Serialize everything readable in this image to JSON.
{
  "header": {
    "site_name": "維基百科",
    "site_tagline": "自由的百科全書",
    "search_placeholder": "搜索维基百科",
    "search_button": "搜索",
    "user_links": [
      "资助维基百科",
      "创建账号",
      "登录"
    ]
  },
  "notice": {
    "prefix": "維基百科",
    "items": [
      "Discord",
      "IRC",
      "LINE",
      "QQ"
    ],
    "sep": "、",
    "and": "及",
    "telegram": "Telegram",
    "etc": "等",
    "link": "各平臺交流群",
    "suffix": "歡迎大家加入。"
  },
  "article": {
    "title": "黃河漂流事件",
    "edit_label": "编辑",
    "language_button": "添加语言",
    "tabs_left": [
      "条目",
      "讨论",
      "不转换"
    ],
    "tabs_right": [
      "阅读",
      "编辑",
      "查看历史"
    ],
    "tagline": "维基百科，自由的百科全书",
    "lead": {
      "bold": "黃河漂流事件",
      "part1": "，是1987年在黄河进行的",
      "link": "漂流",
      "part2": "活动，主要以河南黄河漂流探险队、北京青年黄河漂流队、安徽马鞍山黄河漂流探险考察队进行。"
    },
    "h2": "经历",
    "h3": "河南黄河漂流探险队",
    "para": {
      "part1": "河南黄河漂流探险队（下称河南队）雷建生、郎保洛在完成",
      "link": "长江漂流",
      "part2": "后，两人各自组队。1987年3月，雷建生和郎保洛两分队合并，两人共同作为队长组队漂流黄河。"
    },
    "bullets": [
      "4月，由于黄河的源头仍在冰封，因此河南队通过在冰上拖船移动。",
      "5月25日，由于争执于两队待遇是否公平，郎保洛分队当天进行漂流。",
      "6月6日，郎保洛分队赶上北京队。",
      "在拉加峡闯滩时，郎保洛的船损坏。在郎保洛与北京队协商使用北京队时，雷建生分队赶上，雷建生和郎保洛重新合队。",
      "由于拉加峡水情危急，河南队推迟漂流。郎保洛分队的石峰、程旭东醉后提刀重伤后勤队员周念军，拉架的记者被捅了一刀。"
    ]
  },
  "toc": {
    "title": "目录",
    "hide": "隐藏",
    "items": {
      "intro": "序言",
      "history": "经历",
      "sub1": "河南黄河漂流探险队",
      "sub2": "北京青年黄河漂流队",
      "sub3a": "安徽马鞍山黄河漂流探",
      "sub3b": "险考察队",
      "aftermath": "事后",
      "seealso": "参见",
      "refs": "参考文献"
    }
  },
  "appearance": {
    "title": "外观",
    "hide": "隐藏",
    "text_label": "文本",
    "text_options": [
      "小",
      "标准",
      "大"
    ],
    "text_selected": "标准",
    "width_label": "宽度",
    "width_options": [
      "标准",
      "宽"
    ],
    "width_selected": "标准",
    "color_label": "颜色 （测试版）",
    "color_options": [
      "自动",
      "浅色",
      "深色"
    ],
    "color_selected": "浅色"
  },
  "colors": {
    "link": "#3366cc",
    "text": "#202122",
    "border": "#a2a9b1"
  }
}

GIVEN PROBLEM: Look through the material above. Copy each line where the word "北京青年黄河漂流队" appears.

OUTPUT OF THE EXERCISE:
      "part2": "活动，主要以河南黄河漂流探险队、北京青年黄河漂流队、安徽马鞍山黄河漂流探险考察队进行。"
      "sub2": "北京青年黄河漂流队",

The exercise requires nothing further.